§ **What you will do**: From the entries below, copy out every line with "Price" in it.
>> BEGIN Record list
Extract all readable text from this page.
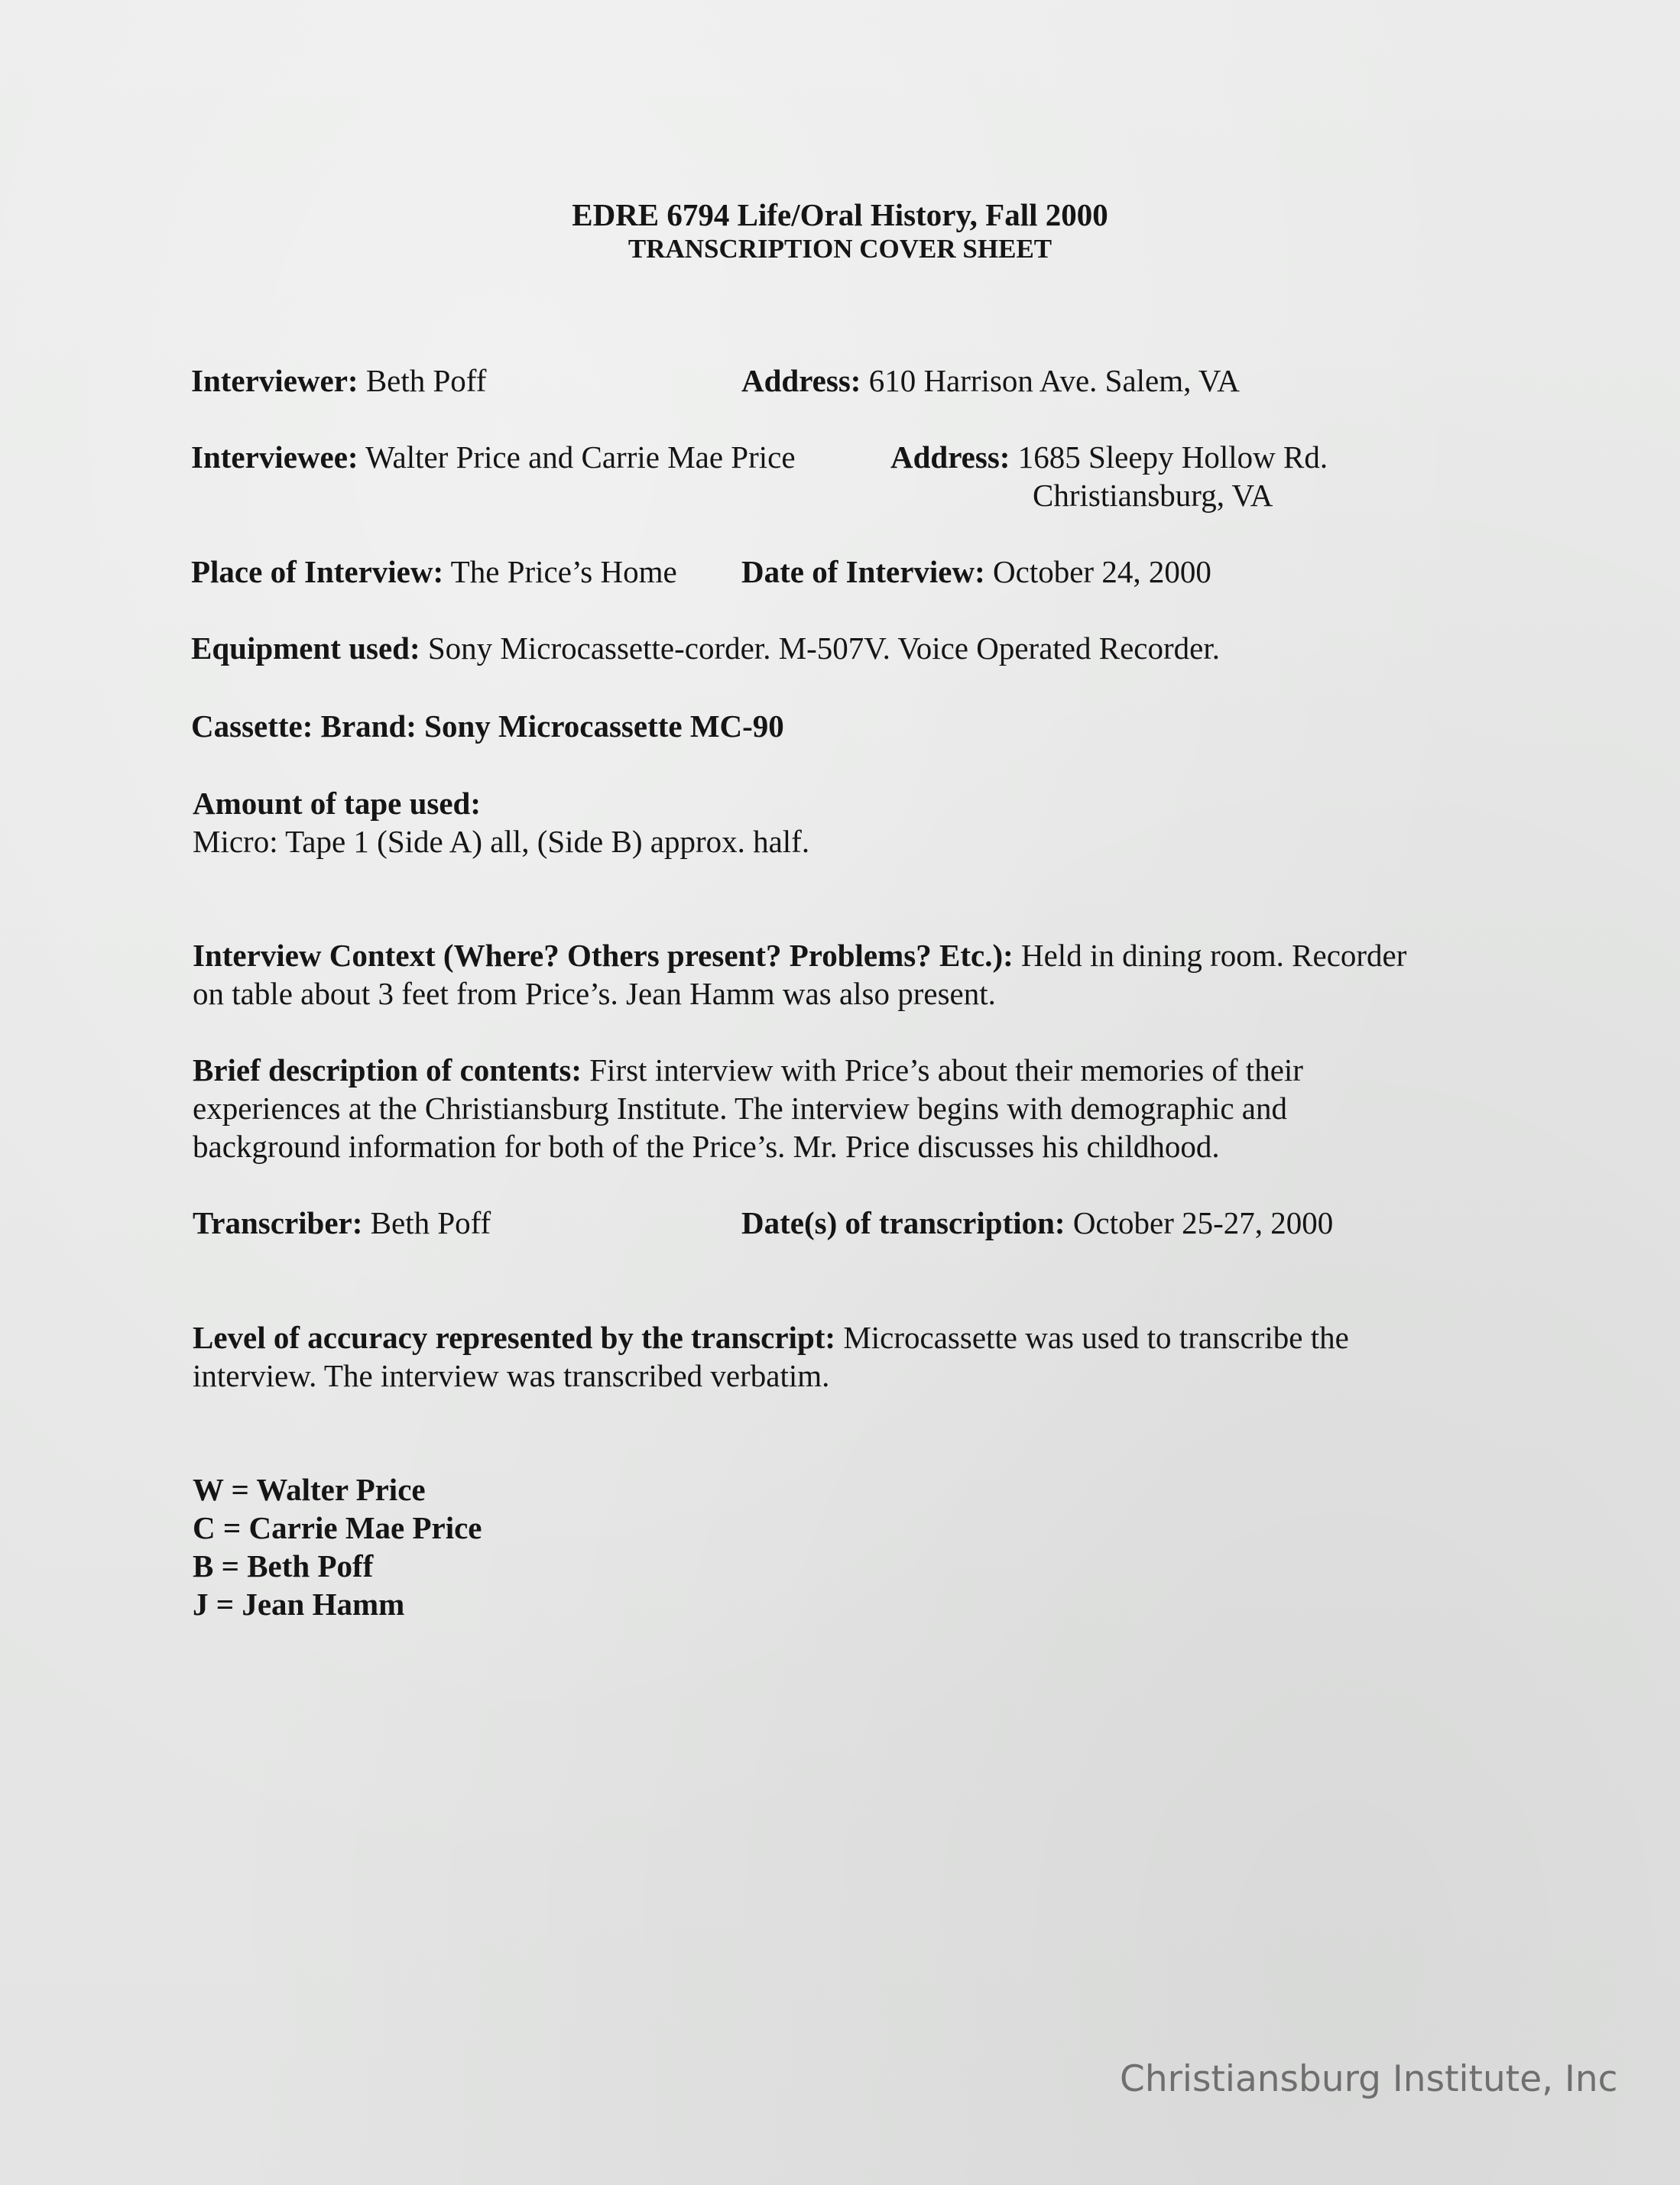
EDRE 6794 Life/Oral History, Fall 2000
TRANSCRIPTION COVER SHEET
Interviewer: Beth Poff	Address: 610 Harrison Ave. Salem, VA
Interviewee: Walter Price and Carrie Mae Price	Address: 1685 Sleepy Hollow Rd.
Christiansburg, VA
Place of Interview: The Price’s Home Date of Interview: October 24, 2000
Equipment used: Sony Microcassette-corder. M-507V. Voice Operated Recorder.
Cassette: Brand: Sony Microcassette MC-90
Amount of tape used:
Micro: Tape 1 (Side A) all, (Side B) approx. half.
Interview Context (Where? Others present? Problems? Etc.): Held in dining room. Recorder
on table about 3 feet from Price’s. Jean Hamm was also present.
Brief description of contents: First interview with Price’s about their memories of their
experiences at the Christiansburg Institute. The interview begins with demographic and
background information for both of the Price’s. Mr. Price discusses his childhood.
Transcriber: Beth Poff	Date(s) of transcription: October 25-27, 2000
Level of accuracy represented by the transcript: Microcassette was used to transcribe the
interview. The interview was transcribed verbatim.
W = Walter Price
C = Carrie Mae Price
B = Beth Poff
J = Jean Hamm
Christiansburg Institute, Inc
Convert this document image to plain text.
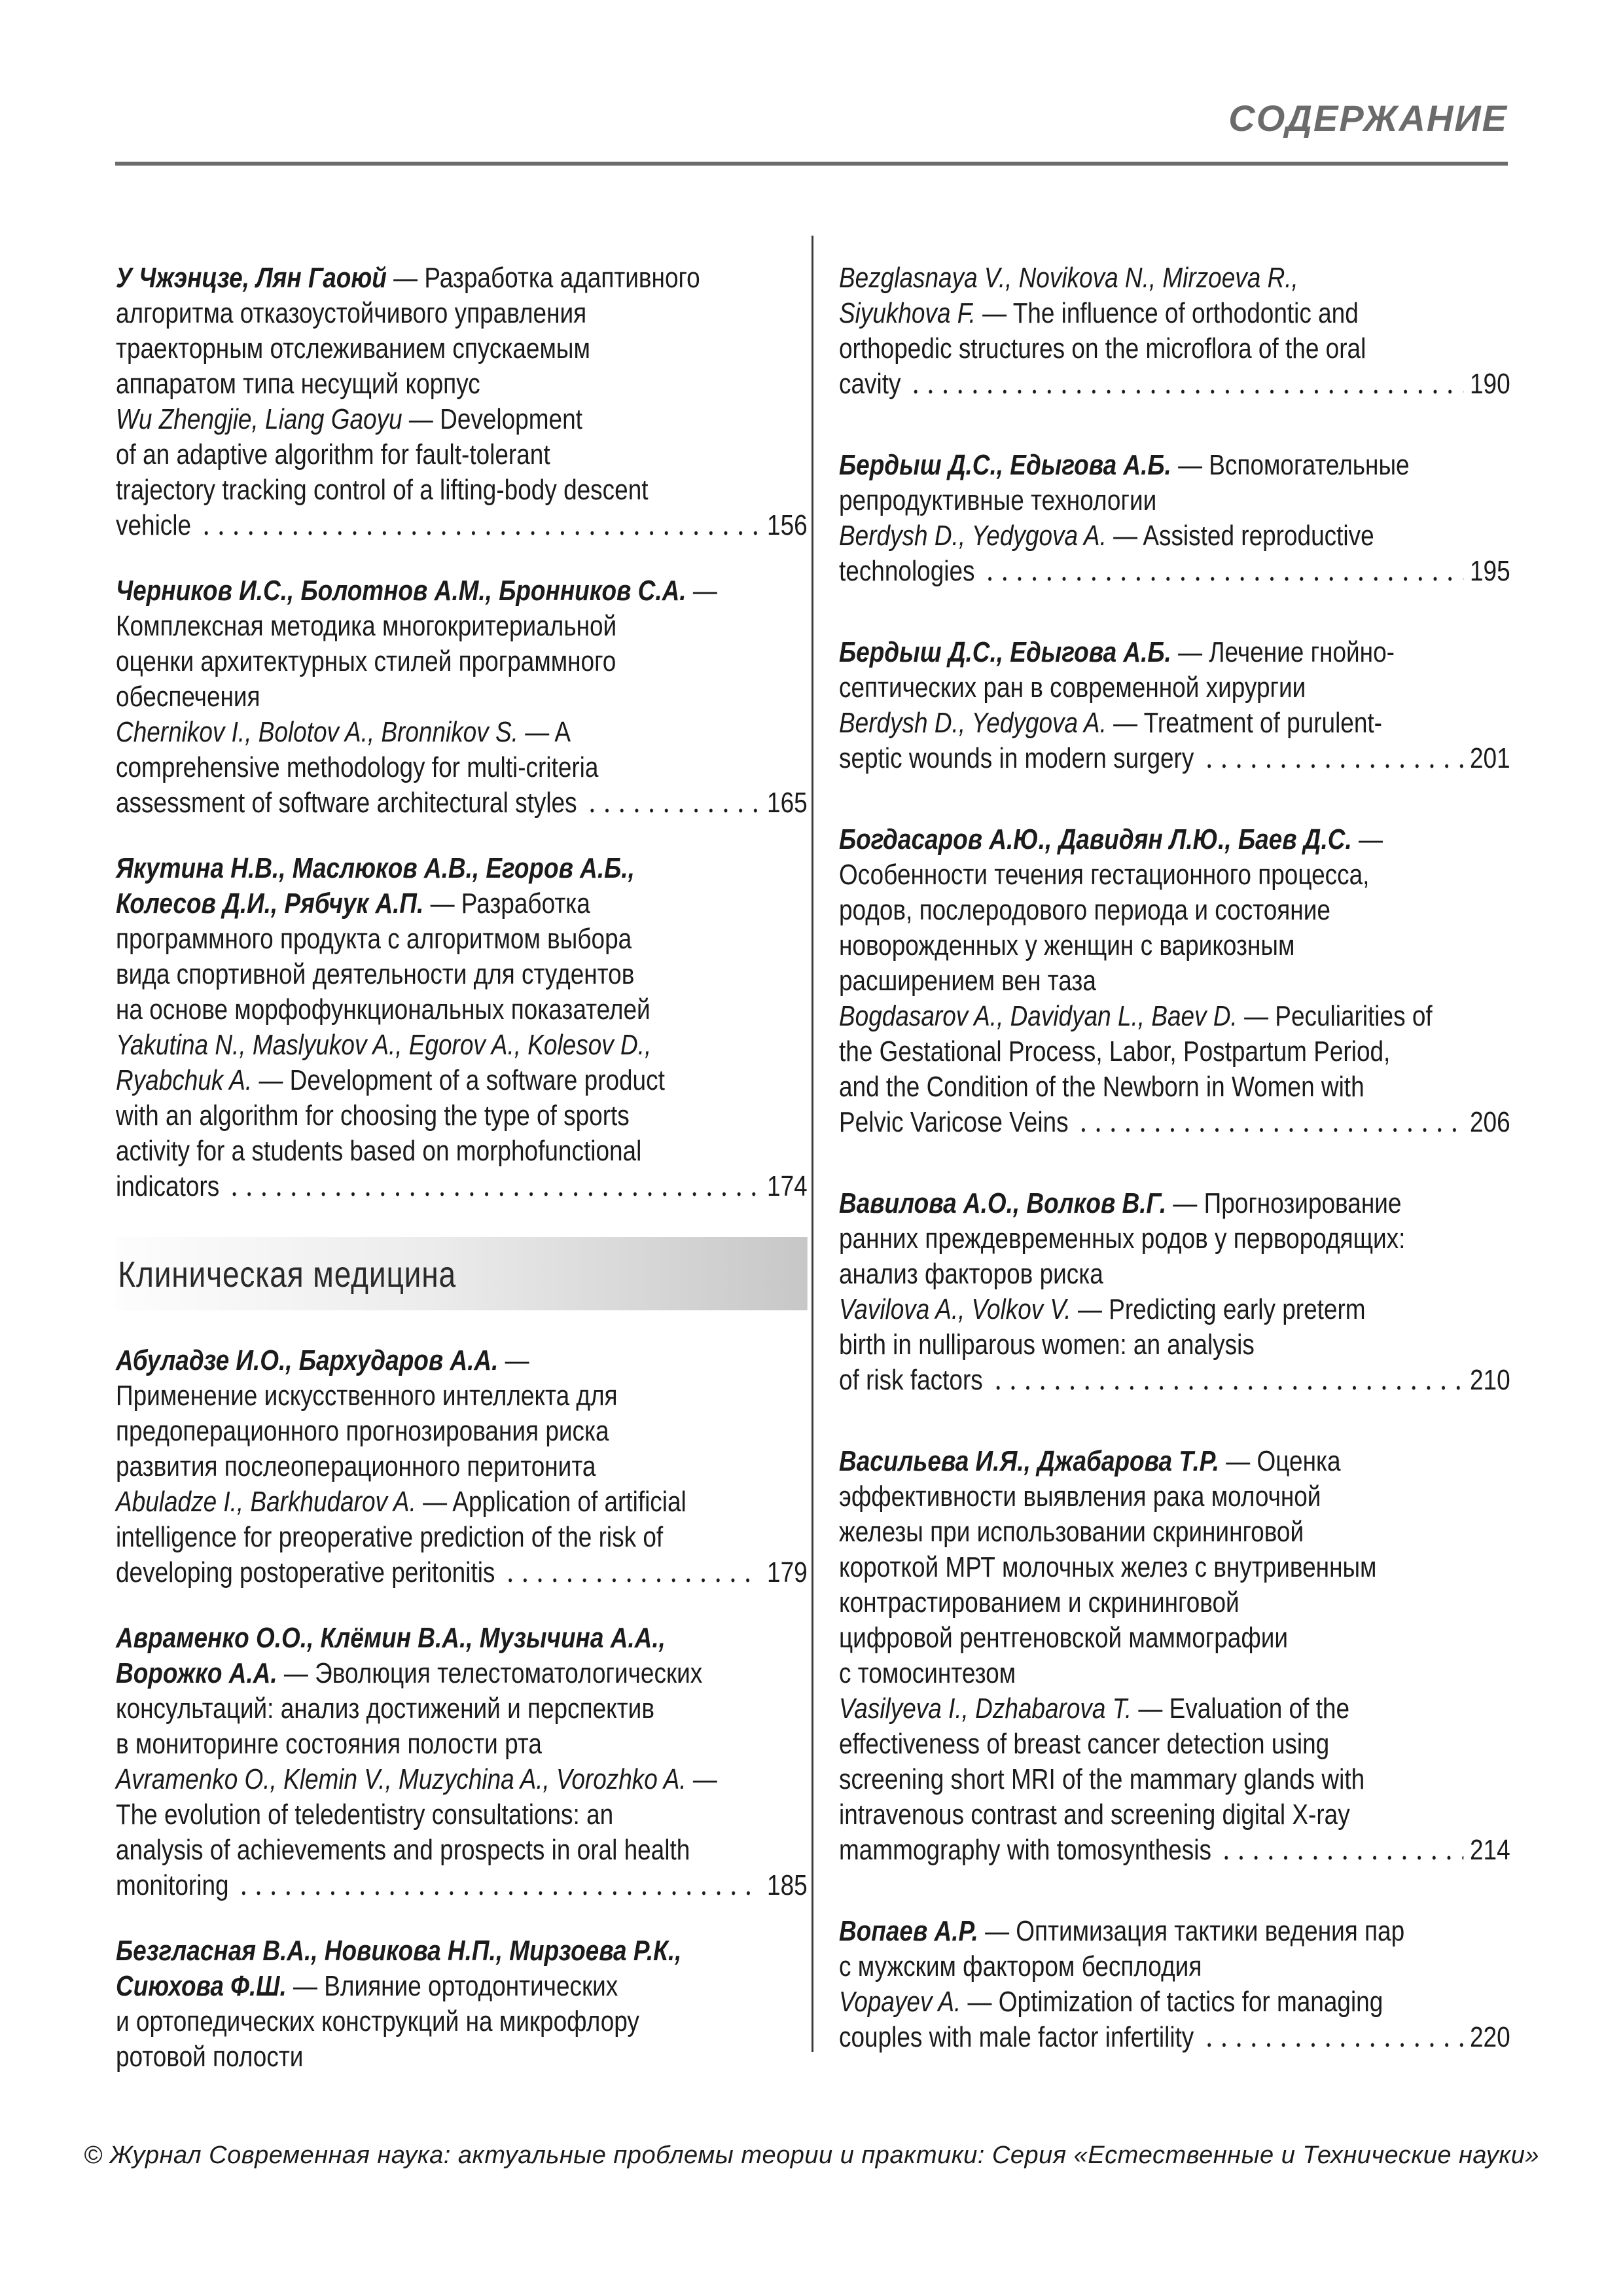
СОДЕРЖАНИЕ
У Чжэнцзе, Лян Гаоюй — Разработка адаптивного
алгоритма отказоустойчивого управления
траекторным отслеживанием спускаемым
аппаратом типа несущий корпус
Wu Zhengjie, Liang Gaoyu — Development
of an adaptive algorithm for fault-tolerant
trajectory tracking control of a lifting-body descent
vehicle	156
Черников И.С., Болотнов А.М., Бронников С.А. —
Комплексная методика многокритериальной
оценки архитектурных стилей программного
обеспечения
Chernikov I., Bolotov A., Bronnikov S. — A
comprehensive methodology for multi-criteria
assessment of software architectural styles	165
Якутина Н.В., Маслюков А.В., Егоров А.Б.,
Колесов Д.И., Рябчук А.П. — Разработка
программного продукта с алгоритмом выбора
вида спортивной деятельности для студентов
на основе морфофункциональных показателей
Yakutina N., Maslyukov A., Egorov A., Kolesov D.,
Ryabchuk A. — Development of a software product
with an algorithm for choosing the type of sports
activity for a students based on morphofunctional
indicators	174
Клиническая медицина
Абуладзе И.О., Бархударов А.А. —
Применение искусственного интеллекта для
предоперационного прогнозирования риска
развития послеоперационного перитонита
Abuladze I., Barkhudarov A. — Application of artificial
intelligence for preoperative prediction of the risk of
developing postoperative peritonitis	179
Авраменко О.О., Клёмин В.А., Музычина А.А.,
Ворожко А.А. — Эволюция телестоматологических
консультаций: анализ достижений и перспектив
в мониторинге состояния полости рта
Avramenko O., Klemin V., Muzychina A., Vorozhko A. —
The evolution of teledentistry consultations: an
analysis of achievements and prospects in oral health
monitoring	185
Безгласная В.А., Новикова Н.П., Мирзоева Р.К.,
Сиюхова Ф.Ш. — Влияние ортодонтических
и ортопедических конструкций на микрофлору
ротовой полости
Bezglasnaya V., Novikova N., Mirzoeva R.,
Siyukhova F. — The influence of orthodontic and
orthopedic structures on the microflora of the oral
cavity	190
Бердыш Д.С., Едыгова А.Б. — Вспомогательные
репродуктивные технологии
Berdysh D., Yedygova A. — Assisted reproductive
technologies	195
Бердыш Д.С., Едыгова А.Б. — Лечение гнойно-
септических ран в современной хирургии
Berdysh D., Yedygova A. — Treatment of purulent-
septic wounds in modern surgery	201
Богдасаров А.Ю., Давидян Л.Ю., Баев Д.С. —
Особенности течения гестационного процесса,
родов, послеродового периода и состояние
новорожденных у женщин с варикозным
расширением вен таза
Bogdasarov A., Davidyan L., Baev D. — Peculiarities of
the Gestational Process, Labor, Postpartum Period,
and the Condition of the Newborn in Women with
Pelvic Varicose Veins	206
Вавилова А.О., Волков В.Г. — Прогнозирование
ранних преждевременных родов у первородящих:
анализ факторов риска
Vavilova A., Volkov V. — Predicting early preterm
birth in nulliparous women: an analysis
of risk factors	210
Васильева И.Я., Джабарова Т.Р. — Оценка
эффективности выявления рака молочной
железы при использовании скрининговой
короткой МРТ молочных желез с внутривенным
контрастированием и скрининговой
цифровой рентгеновской маммографии
с томосинтезом
Vasilyeva I., Dzhabarova T. — Evaluation of the
effectiveness of breast cancer detection using
screening short MRI of the mammary glands with
intravenous contrast and screening digital X-ray
mammography with tomosynthesis	214
Вопаев А.Р. — Оптимизация тактики ведения пар
с мужским фактором бесплодия
Vopayev A. — Optimization of tactics for managing
couples with male factor infertility	220
© Журнал Современная наука: актуальные проблемы теории и практики: Серия «Естественные и Технические науки»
>> END Record list
§ **Exercise result**:
Interviewee: Walter Price and Carrie Mae Price	Address: 1685 Sleepy Hollow Rd.
Place of Interview: The Price’s Home Date of Interview: October 24, 2000
on table about 3 feet from Price’s. Jean Hamm was also present.
Brief description of contents: First interview with Price’s about their memories of their
background information for both of the Price’s. Mr. Price discusses his childhood.
W = Walter Price
C = Carrie Mae Price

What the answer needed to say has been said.